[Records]
┌────────

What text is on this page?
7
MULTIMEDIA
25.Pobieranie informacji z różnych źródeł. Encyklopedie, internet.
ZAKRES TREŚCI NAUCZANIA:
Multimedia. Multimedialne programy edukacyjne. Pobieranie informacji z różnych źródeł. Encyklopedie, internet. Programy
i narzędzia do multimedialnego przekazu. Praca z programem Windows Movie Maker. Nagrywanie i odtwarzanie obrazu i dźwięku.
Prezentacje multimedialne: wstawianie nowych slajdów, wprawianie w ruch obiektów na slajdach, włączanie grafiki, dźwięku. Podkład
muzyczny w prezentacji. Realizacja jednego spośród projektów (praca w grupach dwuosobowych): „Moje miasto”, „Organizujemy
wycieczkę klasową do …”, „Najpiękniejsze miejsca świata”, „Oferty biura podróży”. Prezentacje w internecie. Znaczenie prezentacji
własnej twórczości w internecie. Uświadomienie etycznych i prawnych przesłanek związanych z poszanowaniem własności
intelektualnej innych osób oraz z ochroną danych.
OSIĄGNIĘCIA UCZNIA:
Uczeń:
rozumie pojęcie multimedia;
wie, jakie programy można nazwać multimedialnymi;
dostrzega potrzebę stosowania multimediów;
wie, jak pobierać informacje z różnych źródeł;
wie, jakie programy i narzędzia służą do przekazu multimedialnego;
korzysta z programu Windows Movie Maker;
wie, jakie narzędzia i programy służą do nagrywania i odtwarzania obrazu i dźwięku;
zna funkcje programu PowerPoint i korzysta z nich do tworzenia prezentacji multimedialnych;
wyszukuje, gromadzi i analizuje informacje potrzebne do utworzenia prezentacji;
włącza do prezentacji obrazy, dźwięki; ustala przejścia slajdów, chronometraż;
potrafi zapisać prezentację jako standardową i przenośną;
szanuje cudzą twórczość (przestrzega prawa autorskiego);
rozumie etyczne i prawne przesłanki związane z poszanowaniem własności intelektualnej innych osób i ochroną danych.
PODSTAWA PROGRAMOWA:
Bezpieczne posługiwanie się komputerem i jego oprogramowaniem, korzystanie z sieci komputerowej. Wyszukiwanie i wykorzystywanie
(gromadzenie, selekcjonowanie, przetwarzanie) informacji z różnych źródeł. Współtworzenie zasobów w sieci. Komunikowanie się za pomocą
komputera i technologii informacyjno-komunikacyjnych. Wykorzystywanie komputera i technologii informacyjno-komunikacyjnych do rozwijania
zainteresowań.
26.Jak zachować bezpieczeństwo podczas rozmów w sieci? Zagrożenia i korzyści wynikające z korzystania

└────────

● GIVEN PROBLEM: Every record should be repeated exactly; please leave none out.

● EXPECTED ANSWER:
What text is on this page?
7
MULTIMEDIA
25.Pobieranie informacji z różnych źródeł. Encyklopedie, internet.
ZAKRES TREŚCI NAUCZANIA:
Multimedia. Multimedialne programy edukacyjne. Pobieranie informacji z różnych źródeł. Encyklopedie, internet. Programy
i narzędzia do multimedialnego przekazu. Praca z programem Windows Movie Maker. Nagrywanie i odtwarzanie obrazu i dźwięku.
Prezentacje multimedialne: wstawianie nowych slajdów, wprawianie w ruch obiektów na slajdach, włączanie grafiki, dźwięku. Podkład
muzyczny w prezentacji. Realizacja jednego spośród projektów (praca w grupach dwuosobowych): „Moje miasto”, „Organizujemy
wycieczkę klasową do …”, „Najpiękniejsze miejsca świata”, „Oferty biura podróży”. Prezentacje w internecie. Znaczenie prezentacji
własnej twórczości w internecie. Uświadomienie etycznych i prawnych przesłanek związanych z poszanowaniem własności
intelektualnej innych osób oraz z ochroną danych.
OSIĄGNIĘCIA UCZNIA:
Uczeń:
rozumie pojęcie multimedia;
wie, jakie programy można nazwać multimedialnymi;
dostrzega potrzebę stosowania multimediów;
wie, jak pobierać informacje z różnych źródeł;
wie, jakie programy i narzędzia służą do przekazu multimedialnego;
korzysta z programu Windows Movie Maker;
wie, jakie narzędzia i programy służą do nagrywania i odtwarzania obrazu i dźwięku;
zna funkcje programu PowerPoint i korzysta z nich do tworzenia prezentacji multimedialnych;
wyszukuje, gromadzi i analizuje informacje potrzebne do utworzenia prezentacji;
włącza do prezentacji obrazy, dźwięki; ustala przejścia slajdów, chronometraż;
potrafi zapisać prezentację jako standardową i przenośną;
szanuje cudzą twórczość (przestrzega prawa autorskiego);
rozumie etyczne i prawne przesłanki związane z poszanowaniem własności intelektualnej innych osób i ochroną danych.
PODSTAWA PROGRAMOWA:
Bezpieczne posługiwanie się komputerem i jego oprogramowaniem, korzystanie z sieci komputerowej. Wyszukiwanie i wykorzystywanie
(gromadzenie, selekcjonowanie, przetwarzanie) informacji z różnych źródeł. Współtworzenie zasobów w sieci. Komunikowanie się za pomocą
komputera i technologii informacyjno-komunikacyjnych. Wykorzystywanie komputera i technologii informacyjno-komunikacyjnych do rozwijania
zainteresowań.
26.Jak zachować bezpieczeństwo podczas rozmów w sieci? Zagrożenia i korzyści wynikające z korzystania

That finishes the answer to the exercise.